Exercise
Starting with the line that holds "Serialize everything readable", reproduce each line through the last one of the data, exactly as written. Pictures are not copied.

==*==

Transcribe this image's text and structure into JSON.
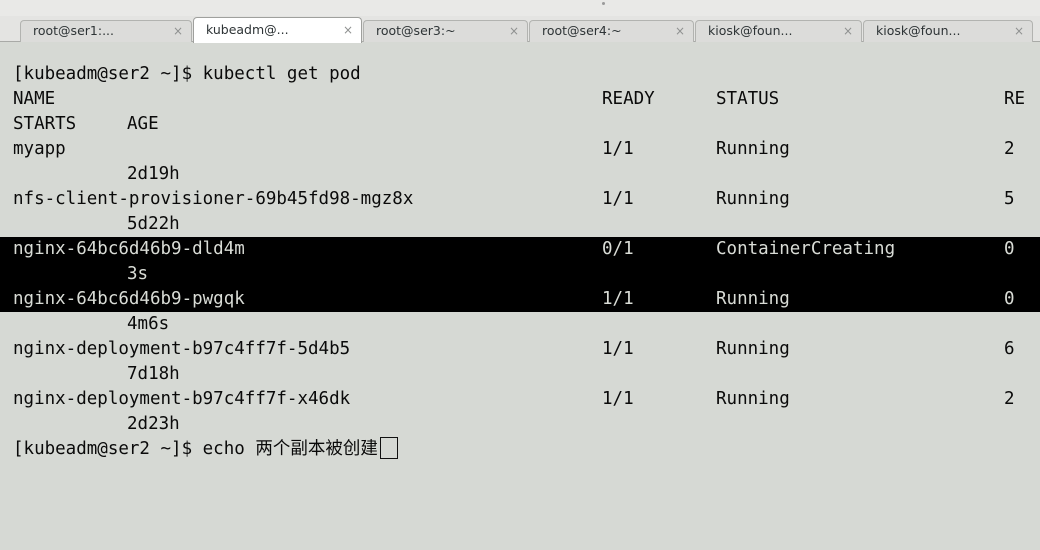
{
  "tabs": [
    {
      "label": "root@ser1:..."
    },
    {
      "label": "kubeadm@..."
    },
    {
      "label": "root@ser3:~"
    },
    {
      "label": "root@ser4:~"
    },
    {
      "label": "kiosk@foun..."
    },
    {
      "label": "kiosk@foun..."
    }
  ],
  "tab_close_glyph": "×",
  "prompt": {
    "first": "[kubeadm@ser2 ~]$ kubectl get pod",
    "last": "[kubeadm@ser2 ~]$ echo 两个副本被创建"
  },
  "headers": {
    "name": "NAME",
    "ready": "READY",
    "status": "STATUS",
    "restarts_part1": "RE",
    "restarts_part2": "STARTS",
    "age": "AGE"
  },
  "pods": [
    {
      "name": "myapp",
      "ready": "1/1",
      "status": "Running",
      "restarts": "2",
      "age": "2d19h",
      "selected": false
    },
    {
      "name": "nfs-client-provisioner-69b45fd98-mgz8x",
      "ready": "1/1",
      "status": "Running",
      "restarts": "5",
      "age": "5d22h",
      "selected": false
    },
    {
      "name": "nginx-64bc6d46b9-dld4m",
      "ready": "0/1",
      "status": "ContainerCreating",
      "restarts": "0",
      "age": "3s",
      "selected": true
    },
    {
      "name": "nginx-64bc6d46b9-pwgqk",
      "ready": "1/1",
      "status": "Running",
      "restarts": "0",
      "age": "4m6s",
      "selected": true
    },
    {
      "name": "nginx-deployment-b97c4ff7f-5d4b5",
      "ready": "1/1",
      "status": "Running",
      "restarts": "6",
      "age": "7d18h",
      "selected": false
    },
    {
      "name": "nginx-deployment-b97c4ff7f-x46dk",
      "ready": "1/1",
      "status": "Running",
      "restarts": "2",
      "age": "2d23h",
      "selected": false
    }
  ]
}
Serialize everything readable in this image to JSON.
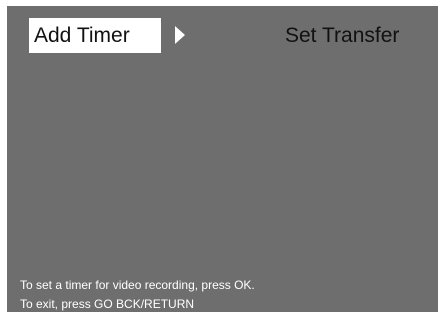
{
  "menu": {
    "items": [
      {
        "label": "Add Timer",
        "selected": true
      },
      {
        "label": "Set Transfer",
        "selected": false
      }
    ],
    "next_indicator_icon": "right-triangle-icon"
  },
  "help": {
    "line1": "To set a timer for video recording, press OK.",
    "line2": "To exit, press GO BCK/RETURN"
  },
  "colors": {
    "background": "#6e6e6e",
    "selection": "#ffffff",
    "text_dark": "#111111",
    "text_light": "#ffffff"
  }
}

==*==

Reply to the exercise
Serialize everything readable in this image to JSON.
{
  "menu": {
    "items": [
      {
        "label": "Add Timer",
        "selected": true
      },
      {
        "label": "Set Transfer",
        "selected": false
      }
    ],
    "next_indicator_icon": "right-triangle-icon"
  },
  "help": {
    "line1": "To set a timer for video recording, press OK.",
    "line2": "To exit, press GO BCK/RETURN"
  },
  "colors": {
    "background": "#6e6e6e",
    "selection": "#ffffff",
    "text_dark": "#111111",
    "text_light": "#ffffff"
  }
}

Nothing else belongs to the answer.